▸ EXERCISE PROMPT
The complete listing should be restated exactly.

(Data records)
-- begin --
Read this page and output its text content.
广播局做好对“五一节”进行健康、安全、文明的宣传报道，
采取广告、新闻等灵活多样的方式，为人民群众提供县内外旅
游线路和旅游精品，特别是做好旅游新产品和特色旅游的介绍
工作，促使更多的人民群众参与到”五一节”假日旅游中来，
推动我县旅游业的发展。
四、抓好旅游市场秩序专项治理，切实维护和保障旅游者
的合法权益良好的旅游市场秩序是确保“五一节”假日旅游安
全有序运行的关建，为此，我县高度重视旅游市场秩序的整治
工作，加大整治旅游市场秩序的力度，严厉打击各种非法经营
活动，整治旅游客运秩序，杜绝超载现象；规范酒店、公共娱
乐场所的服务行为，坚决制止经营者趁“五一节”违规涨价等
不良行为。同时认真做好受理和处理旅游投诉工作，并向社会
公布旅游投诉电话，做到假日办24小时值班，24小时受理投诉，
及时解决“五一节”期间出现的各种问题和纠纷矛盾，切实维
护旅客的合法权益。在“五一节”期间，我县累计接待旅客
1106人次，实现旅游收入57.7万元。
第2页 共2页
-- end --
▸ FULL OUTPUT
Read this page and output its text content.
广播局做好对“五一节”进行健康、安全、文明的宣传报道，
采取广告、新闻等灵活多样的方式，为人民群众提供县内外旅
游线路和旅游精品，特别是做好旅游新产品和特色旅游的介绍
工作，促使更多的人民群众参与到”五一节”假日旅游中来，
推动我县旅游业的发展。
四、抓好旅游市场秩序专项治理，切实维护和保障旅游者
的合法权益良好的旅游市场秩序是确保“五一节”假日旅游安
全有序运行的关建，为此，我县高度重视旅游市场秩序的整治
工作，加大整治旅游市场秩序的力度，严厉打击各种非法经营
活动，整治旅游客运秩序，杜绝超载现象；规范酒店、公共娱
乐场所的服务行为，坚决制止经营者趁“五一节”违规涨价等
不良行为。同时认真做好受理和处理旅游投诉工作，并向社会
公布旅游投诉电话，做到假日办24小时值班，24小时受理投诉，
及时解决“五一节”期间出现的各种问题和纠纷矛盾，切实维
护旅客的合法权益。在“五一节”期间，我县累计接待旅客
1106人次，实现旅游收入57.7万元。
第2页 共2页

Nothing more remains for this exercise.